WHAT THE TASK REQUIRES
Restate the entries below word for word, omitting nothing.

INPUT ROWS

━━━━

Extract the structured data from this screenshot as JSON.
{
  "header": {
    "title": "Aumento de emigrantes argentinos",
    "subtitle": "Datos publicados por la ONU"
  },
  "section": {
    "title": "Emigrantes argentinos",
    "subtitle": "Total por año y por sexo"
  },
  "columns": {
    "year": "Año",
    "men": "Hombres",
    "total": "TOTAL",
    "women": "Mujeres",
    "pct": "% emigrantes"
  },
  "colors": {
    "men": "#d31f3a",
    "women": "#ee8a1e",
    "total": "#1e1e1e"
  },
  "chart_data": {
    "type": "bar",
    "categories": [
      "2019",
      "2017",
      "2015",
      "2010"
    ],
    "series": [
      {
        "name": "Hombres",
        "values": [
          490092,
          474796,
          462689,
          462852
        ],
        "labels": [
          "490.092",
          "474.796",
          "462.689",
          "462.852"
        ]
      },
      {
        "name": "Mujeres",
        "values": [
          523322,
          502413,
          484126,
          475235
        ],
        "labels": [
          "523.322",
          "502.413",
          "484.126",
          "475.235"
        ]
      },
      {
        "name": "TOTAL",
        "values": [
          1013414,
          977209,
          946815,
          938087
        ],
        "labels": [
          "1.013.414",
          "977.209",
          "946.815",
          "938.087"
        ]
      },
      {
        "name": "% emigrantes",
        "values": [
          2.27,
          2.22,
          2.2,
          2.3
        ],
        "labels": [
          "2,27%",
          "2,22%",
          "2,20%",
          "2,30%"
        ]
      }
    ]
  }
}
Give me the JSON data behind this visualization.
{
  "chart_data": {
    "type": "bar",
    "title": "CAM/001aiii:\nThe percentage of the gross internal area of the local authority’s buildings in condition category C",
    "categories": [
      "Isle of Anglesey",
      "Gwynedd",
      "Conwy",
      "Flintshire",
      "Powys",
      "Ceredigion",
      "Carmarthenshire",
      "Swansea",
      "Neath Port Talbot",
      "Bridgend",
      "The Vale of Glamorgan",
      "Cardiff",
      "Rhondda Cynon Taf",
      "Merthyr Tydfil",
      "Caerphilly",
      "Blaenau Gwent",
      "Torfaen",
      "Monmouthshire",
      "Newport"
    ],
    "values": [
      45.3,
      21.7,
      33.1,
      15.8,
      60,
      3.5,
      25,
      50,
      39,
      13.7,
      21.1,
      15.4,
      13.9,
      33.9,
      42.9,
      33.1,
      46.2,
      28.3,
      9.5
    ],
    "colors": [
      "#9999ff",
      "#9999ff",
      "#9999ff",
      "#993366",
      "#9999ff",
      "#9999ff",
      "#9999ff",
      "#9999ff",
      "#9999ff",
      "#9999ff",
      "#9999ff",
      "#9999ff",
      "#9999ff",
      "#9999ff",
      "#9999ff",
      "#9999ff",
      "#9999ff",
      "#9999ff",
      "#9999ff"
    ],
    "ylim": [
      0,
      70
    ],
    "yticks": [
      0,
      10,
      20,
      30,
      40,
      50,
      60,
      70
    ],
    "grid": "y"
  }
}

━━━━

EXERCISE RESPONSE
Extract the structured data from this screenshot as JSON.
{
  "header": {
    "title": "Aumento de emigrantes argentinos",
    "subtitle": "Datos publicados por la ONU"
  },
  "section": {
    "title": "Emigrantes argentinos",
    "subtitle": "Total por año y por sexo"
  },
  "columns": {
    "year": "Año",
    "men": "Hombres",
    "total": "TOTAL",
    "women": "Mujeres",
    "pct": "% emigrantes"
  },
  "colors": {
    "men": "#d31f3a",
    "women": "#ee8a1e",
    "total": "#1e1e1e"
  },
  "chart_data": {
    "type": "bar",
    "categories": [
      "2019",
      "2017",
      "2015",
      "2010"
    ],
    "series": [
      {
        "name": "Hombres",
        "values": [
          490092,
          474796,
          462689,
          462852
        ],
        "labels": [
          "490.092",
          "474.796",
          "462.689",
          "462.852"
        ]
      },
      {
        "name": "Mujeres",
        "values": [
          523322,
          502413,
          484126,
          475235
        ],
        "labels": [
          "523.322",
          "502.413",
          "484.126",
          "475.235"
        ]
      },
      {
        "name": "TOTAL",
        "values": [
          1013414,
          977209,
          946815,
          938087
        ],
        "labels": [
          "1.013.414",
          "977.209",
          "946.815",
          "938.087"
        ]
      },
      {
        "name": "% emigrantes",
        "values": [
          2.27,
          2.22,
          2.2,
          2.3
        ],
        "labels": [
          "2,27%",
          "2,22%",
          "2,20%",
          "2,30%"
        ]
      }
    ]
  }
}
Give me the JSON data behind this visualization.
{
  "chart_data": {
    "type": "bar",
    "title": "CAM/001aiii:\nThe percentage of the gross internal area of the local authority’s buildings in condition category C",
    "categories": [
      "Isle of Anglesey",
      "Gwynedd",
      "Conwy",
      "Flintshire",
      "Powys",
      "Ceredigion",
      "Carmarthenshire",
      "Swansea",
      "Neath Port Talbot",
      "Bridgend",
      "The Vale of Glamorgan",
      "Cardiff",
      "Rhondda Cynon Taf",
      "Merthyr Tydfil",
      "Caerphilly",
      "Blaenau Gwent",
      "Torfaen",
      "Monmouthshire",
      "Newport"
    ],
    "values": [
      45.3,
      21.7,
      33.1,
      15.8,
      60,
      3.5,
      25,
      50,
      39,
      13.7,
      21.1,
      15.4,
      13.9,
      33.9,
      42.9,
      33.1,
      46.2,
      28.3,
      9.5
    ],
    "colors": [
      "#9999ff",
      "#9999ff",
      "#9999ff",
      "#993366",
      "#9999ff",
      "#9999ff",
      "#9999ff",
      "#9999ff",
      "#9999ff",
      "#9999ff",
      "#9999ff",
      "#9999ff",
      "#9999ff",
      "#9999ff",
      "#9999ff",
      "#9999ff",
      "#9999ff",
      "#9999ff",
      "#9999ff"
    ],
    "ylim": [
      0,
      70
    ],
    "yticks": [
      0,
      10,
      20,
      30,
      40,
      50,
      60,
      70
    ],
    "grid": "y"
  }
}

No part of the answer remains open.